__Problem statement__
Count every line that has "energy" in it and give the total, nothing more.

__Dataset excerpt__
============

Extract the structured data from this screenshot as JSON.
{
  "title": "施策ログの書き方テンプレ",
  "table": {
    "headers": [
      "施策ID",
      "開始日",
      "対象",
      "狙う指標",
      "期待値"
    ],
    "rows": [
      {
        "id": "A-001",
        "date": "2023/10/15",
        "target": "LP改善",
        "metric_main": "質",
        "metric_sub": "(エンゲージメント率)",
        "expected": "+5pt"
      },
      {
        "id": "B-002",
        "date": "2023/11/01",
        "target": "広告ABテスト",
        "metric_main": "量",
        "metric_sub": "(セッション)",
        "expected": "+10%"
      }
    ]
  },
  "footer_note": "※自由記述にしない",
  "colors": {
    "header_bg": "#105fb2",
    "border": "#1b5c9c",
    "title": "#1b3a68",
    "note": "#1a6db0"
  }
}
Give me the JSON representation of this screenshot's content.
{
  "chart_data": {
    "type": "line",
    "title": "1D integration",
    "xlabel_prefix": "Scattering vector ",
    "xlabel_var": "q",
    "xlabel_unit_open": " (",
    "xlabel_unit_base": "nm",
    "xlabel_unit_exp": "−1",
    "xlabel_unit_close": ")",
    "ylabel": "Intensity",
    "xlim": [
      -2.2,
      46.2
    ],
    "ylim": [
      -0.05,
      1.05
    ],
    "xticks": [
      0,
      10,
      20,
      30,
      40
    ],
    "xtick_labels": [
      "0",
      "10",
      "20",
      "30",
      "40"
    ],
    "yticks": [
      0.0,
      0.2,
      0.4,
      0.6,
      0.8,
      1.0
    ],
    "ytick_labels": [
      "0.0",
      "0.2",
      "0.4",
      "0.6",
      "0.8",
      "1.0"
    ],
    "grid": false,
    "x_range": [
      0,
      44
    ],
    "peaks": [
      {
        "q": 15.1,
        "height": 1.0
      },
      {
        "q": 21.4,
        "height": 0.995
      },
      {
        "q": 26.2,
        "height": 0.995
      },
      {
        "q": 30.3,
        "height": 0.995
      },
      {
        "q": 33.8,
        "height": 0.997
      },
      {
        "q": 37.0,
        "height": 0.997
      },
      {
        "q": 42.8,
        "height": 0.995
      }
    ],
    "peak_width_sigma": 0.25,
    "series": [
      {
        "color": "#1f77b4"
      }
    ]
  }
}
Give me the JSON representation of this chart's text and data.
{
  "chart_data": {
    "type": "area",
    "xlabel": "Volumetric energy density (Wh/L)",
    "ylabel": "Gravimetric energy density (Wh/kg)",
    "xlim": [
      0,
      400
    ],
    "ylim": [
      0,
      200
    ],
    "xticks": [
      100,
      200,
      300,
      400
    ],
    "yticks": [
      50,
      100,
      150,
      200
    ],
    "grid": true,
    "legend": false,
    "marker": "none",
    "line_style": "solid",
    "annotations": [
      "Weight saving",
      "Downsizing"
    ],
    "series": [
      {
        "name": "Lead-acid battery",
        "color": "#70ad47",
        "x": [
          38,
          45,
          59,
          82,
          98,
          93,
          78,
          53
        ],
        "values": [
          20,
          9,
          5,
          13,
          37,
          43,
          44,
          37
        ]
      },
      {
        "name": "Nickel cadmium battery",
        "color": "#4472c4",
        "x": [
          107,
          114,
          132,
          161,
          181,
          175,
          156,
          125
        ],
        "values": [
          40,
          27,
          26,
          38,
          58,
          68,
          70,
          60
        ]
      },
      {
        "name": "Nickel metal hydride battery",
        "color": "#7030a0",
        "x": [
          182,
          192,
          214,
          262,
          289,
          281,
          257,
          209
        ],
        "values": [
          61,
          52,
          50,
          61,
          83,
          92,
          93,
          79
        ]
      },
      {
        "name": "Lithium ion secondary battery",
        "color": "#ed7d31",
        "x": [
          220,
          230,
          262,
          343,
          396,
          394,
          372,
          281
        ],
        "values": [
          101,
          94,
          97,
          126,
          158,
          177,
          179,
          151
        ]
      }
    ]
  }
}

============

__Solution__
2